### WHAT TO DO
From the entries below, copy every line holding the word "styles".

▬▬▬▬▬▬▬▬▬▬

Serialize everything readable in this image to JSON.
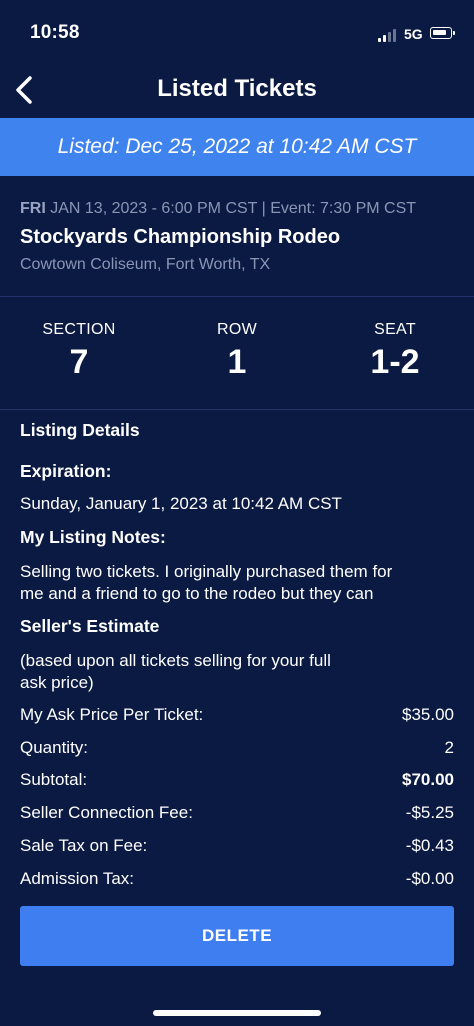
{
  "status_bar": {
    "time": "10:58",
    "network": "5G"
  },
  "nav": {
    "title": "Listed Tickets"
  },
  "banner": {
    "text": "Listed: Dec 25, 2022 at 10:42 AM CST"
  },
  "event": {
    "day": "FRI",
    "date_time": "JAN 13, 2023 -   6:00 PM CST | Event: 7:30 PM CST",
    "name": "Stockyards Championship Rodeo",
    "venue": "Cowtown Coliseum, Fort Worth, TX"
  },
  "seating": {
    "section_label": "SECTION",
    "section_value": "7",
    "row_label": "ROW",
    "row_value": "1",
    "seat_label": "SEAT",
    "seat_value": "1-2"
  },
  "details": {
    "heading": "Listing Details",
    "expiration_label": "Expiration:",
    "expiration_value": "Sunday, January 1, 2023 at 10:42 AM CST",
    "notes_label": "My Listing Notes:",
    "notes_line1": "Selling two tickets. I originally purchased them for",
    "notes_line2": "me and a friend to go to the rodeo but they can",
    "estimate_label": "Seller's Estimate",
    "estimate_note_line1": "(based upon all tickets selling for your full",
    "estimate_note_line2": "ask price)",
    "rows": [
      {
        "label": "My Ask Price Per Ticket:",
        "value": "$35.00"
      },
      {
        "label": "Quantity:",
        "value": "2"
      },
      {
        "label": "Subtotal:",
        "value": "$70.00"
      },
      {
        "label": "Seller Connection Fee:",
        "value": "-$5.25"
      },
      {
        "label": "Sale Tax on Fee:",
        "value": "-$0.43"
      },
      {
        "label": "Admission Tax:",
        "value": "-$0.00"
      }
    ]
  },
  "actions": {
    "delete_label": "DELETE"
  },
  "colors": {
    "background": "#0b1a42",
    "accent": "#3f83ef",
    "muted_text": "#8a96b6"
  },
  "icons": {
    "back": "chevron-left-icon",
    "signal": "signal-bars-icon",
    "battery": "battery-icon"
  }
}
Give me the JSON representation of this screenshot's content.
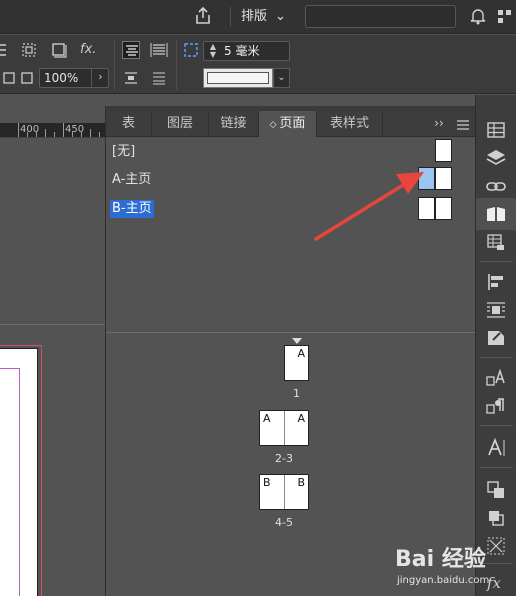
{
  "topbar": {
    "workspace_label": "排版",
    "workspace_chevron": "⌄",
    "icons": [
      "share-icon",
      "bell-icon",
      "grid-icon"
    ]
  },
  "controlbar": {
    "zoom_percent": "100%",
    "zoom_arrow": "›",
    "fx_label": "fx.",
    "gutter_value": "5 毫米",
    "stroke_arrow": "⌄"
  },
  "ruler": {
    "labels": [
      "400",
      "450"
    ]
  },
  "panel": {
    "tabs": [
      {
        "label": "表"
      },
      {
        "label": "图层"
      },
      {
        "label": "链接"
      },
      {
        "label": "页面",
        "active": true
      },
      {
        "label": "表样式"
      }
    ],
    "more_label": "››",
    "masters": [
      {
        "label": "[无]",
        "selected": false
      },
      {
        "label": "A-主页",
        "selected": false
      },
      {
        "label": "B-主页",
        "selected": true
      }
    ],
    "pages": [
      {
        "number": "1",
        "left_master": "",
        "right_master": "A"
      },
      {
        "number": "2-3",
        "left_master": "A",
        "right_master": "A"
      },
      {
        "number": "4-5",
        "left_master": "B",
        "right_master": "B"
      }
    ]
  },
  "dock": {
    "icons": [
      "table-icon",
      "layers-icon",
      "links-icon",
      "pages-icon",
      "table-styles-icon",
      "align-icon",
      "text-wrap-icon",
      "object-styles-icon",
      "character-styles-icon",
      "paragraph-styles-icon",
      "glyphs-icon",
      "transform-icon",
      "pathfinder-icon",
      "swatches-icon",
      "effects-icon"
    ]
  },
  "annotation": {
    "arrow_color": "#e8453c"
  },
  "watermark": {
    "main": "Bai 经验",
    "sub": "jingyan.baidu.com"
  },
  "colors": {
    "selection_blue": "#2d6dd3",
    "thumb_highlight": "#9cc4f0",
    "panel_bg": "#535353",
    "bar_bg": "#323232"
  }
}
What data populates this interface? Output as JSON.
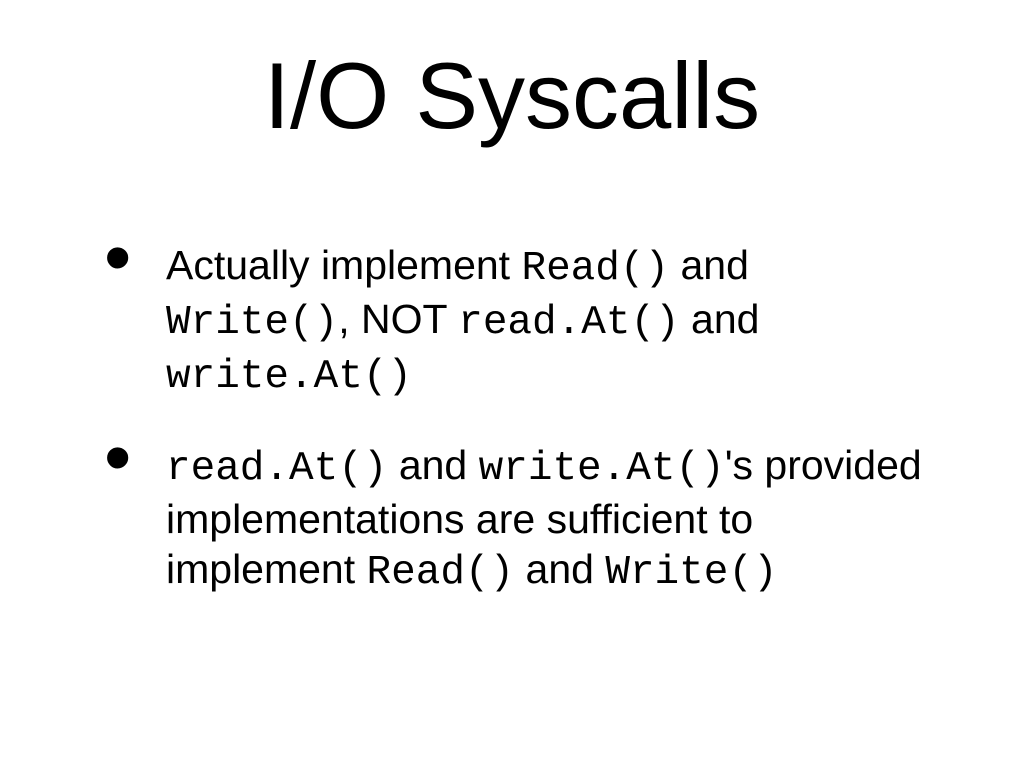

▬▬▬▬▬▬▬▬▬▬

### THE OUTPUT
      "table-styles-icon",
      "object-styles-icon",
      "character-styles-icon",
      "paragraph-styles-icon",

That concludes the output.